> 本文の抜粋
転職を制する職務経歴書と自己PR

転職の成否の鍵を握る書類が、履歴書と職務経歴書です。履歴書は、いわゆる就活で散々書いたことでしょう。
しかし、職務経歴書はなじみがないかもしれません。

これは読んで字のごとく、「職務」に関する「経歴」をまとめた「書」類であり、一般的には勤務経験のない新卒者が書くものではないのです。
転職を考えたとき、はじめて書く必要に迫られます。

では、何をどのように書けばいいのでしょうか。

大まかには、職歴と自己PRを記載します。ただ、この自己PRが悩みどころ。
自分のセールスポイントを的確に把握して、文章にするのは、意外と難しいものです。
そもそも、企業はなぜ職務経歴書の提出を求めるのか、そのなかでなぜ自己PRをさせるのか。
そこから、採用へと結びつく職務経歴書と自己PRについて探ります。

1.職務経歴書とは何か

職務経歴書には、職歴と自己PRを書けばいいことがわかりました。
重要なのは、採用担当者の目に留まること。この人物に会いたい、一緒に働きたいと思わせる内容でなければ、書類選考は通過できません。
まず、職務経歴書の目的を知り、記載するべき内容と適切な書式を確認していきましょう。

1.1. 職務経歴書の目的

採用担当者は、職務経歴書を採否の判断材料の一つとします。
つまり、企業が職務経歴書の提出を求める目的は、応募者の経験や能力を見極めることです。
一方、応募者が職務経歴書を書く目的は、転職を成功させること。
どれだけ実績や実力をアピールしても、それが企業の求めるものでなければ、採用には至りません。職務経歴書は、企業や求人ごとに内容を調整すべきであり、使い回わせないと心得ましょう。

1.2. 記載するべき内容

職務経歴書に記載する内容は、「職歴」と「自己PR」です。具体的には、下記の6要素を盛り込みます。
①タイトル「職務経歴書」・日付・氏名
②経歴の概要
③職歴(勤務先、在籍期間、所属部署、仕事の内容、実績、受賞歴など)

> 行の抜粋

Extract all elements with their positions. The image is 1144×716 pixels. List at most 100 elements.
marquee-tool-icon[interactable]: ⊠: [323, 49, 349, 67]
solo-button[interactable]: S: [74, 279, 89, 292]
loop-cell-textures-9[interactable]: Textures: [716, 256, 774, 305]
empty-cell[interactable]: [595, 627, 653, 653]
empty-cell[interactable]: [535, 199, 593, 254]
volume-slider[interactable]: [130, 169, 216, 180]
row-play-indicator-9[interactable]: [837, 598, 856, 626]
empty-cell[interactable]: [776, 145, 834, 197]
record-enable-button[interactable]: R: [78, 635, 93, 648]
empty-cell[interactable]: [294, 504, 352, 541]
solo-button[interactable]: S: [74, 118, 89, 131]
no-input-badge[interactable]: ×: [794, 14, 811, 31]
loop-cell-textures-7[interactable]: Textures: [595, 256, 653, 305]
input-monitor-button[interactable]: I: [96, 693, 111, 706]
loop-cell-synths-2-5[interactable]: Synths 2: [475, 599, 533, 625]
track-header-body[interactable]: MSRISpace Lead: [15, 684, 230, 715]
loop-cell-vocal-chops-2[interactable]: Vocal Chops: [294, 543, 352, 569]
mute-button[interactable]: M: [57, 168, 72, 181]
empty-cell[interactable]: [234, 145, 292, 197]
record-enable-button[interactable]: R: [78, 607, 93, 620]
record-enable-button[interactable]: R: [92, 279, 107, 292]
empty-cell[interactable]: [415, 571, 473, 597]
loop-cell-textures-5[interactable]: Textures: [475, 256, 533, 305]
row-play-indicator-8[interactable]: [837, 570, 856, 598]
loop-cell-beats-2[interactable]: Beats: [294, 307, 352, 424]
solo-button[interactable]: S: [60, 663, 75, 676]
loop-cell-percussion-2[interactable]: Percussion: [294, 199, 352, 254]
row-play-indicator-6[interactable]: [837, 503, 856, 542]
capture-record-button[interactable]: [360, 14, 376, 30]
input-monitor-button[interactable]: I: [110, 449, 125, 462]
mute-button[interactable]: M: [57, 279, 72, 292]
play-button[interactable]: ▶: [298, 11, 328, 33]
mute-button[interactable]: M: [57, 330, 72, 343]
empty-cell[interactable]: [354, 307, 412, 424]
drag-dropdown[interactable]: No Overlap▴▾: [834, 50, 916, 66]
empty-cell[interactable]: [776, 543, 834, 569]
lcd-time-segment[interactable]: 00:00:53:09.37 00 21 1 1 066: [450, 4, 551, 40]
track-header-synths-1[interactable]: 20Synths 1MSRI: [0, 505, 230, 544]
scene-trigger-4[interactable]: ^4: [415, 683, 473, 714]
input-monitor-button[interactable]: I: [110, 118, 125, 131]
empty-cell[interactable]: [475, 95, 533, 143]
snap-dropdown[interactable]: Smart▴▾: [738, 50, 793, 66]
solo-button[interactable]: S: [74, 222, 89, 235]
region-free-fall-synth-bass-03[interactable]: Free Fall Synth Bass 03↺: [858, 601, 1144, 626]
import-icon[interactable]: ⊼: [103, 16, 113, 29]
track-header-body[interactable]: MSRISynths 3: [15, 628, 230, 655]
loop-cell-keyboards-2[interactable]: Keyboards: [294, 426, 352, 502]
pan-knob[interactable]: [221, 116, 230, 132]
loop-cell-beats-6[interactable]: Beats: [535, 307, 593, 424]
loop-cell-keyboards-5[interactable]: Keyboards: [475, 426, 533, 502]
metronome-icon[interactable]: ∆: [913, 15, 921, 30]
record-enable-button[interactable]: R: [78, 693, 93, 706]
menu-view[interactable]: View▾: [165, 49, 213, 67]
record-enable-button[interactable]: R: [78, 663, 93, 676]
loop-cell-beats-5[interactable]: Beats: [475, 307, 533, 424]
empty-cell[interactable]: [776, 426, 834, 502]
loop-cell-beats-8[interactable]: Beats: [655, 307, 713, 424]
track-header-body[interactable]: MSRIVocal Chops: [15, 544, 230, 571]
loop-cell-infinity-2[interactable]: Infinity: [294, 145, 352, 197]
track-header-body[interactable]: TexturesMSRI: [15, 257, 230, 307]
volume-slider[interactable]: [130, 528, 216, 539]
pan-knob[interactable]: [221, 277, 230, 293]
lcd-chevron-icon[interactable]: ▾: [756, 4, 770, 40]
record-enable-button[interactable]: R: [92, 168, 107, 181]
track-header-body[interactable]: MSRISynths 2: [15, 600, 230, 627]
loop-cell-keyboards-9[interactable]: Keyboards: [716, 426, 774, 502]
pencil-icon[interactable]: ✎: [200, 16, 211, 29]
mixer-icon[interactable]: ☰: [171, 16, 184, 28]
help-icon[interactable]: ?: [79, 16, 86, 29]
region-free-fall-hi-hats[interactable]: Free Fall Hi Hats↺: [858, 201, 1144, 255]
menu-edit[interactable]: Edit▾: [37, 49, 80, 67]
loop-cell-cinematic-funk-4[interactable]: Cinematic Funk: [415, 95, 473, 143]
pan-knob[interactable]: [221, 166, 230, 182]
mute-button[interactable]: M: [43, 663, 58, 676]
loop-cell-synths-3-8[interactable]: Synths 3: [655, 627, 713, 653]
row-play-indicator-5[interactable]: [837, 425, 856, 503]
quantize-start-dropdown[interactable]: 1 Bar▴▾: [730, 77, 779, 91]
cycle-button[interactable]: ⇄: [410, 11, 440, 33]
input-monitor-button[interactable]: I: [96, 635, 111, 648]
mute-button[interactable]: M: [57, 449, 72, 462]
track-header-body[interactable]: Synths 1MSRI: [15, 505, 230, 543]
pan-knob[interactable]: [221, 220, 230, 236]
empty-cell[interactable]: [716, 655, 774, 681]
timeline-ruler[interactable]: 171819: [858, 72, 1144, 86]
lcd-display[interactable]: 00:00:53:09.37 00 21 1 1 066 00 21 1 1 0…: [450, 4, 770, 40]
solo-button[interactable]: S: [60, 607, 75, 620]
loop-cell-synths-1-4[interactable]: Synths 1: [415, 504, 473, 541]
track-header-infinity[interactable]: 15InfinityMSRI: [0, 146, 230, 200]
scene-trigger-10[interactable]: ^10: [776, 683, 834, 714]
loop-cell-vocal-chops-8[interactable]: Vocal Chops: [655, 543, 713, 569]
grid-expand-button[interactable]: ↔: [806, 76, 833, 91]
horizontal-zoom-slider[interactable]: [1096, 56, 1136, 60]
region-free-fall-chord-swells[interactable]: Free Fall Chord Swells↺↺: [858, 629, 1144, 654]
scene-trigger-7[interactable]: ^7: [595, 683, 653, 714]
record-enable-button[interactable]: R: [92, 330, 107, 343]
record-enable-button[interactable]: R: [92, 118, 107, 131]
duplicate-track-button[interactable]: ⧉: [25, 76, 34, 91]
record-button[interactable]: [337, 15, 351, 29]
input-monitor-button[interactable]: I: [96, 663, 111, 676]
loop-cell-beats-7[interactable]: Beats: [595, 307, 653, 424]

> 課題一覧
• a. 職務経歴書についての本文によると、企業が職務経歴書の提出を求める目的は何ですか。
• b. 職務経歴書についての本文から、「転職を考えたとき、はじめて書く必要に迫られます。」を含む語句で始まり「書式を確認していきましょう。」で終わる部分を、一字も変えずに書き写してください。

> 課題ごとの回答
• a. 応募者の経験や能力を見極めることです。

• b.
転職を考えたとき、はじめて書く必要に迫られます。

では、何をどのように書けばいいのでしょうか。

大まかには、職歴と自己PRを記載します。ただ、この自己PRが悩みどころ。
自分のセールスポイントを的確に把握して、文章にするのは、意外と難しいものです。
そもそも、企業はなぜ職務経歴書の提出を求めるのか、そのなかでなぜ自己PRをさせるのか。
そこから、採用へと結びつく職務経歴書と自己PRについて探ります。

1.職務経歴書とは何か

職務経歴書には、職歴と自己PRを書けばいいことがわかりました。
重要なのは、採用担当者の目に留まること。この人物に会いたい、一緒に働きたいと思わせる内容でなければ、書類選考は通過できません。
まず、職務経歴書の目的を知り、記載するべき内容と適切な書式を確認していきましょう。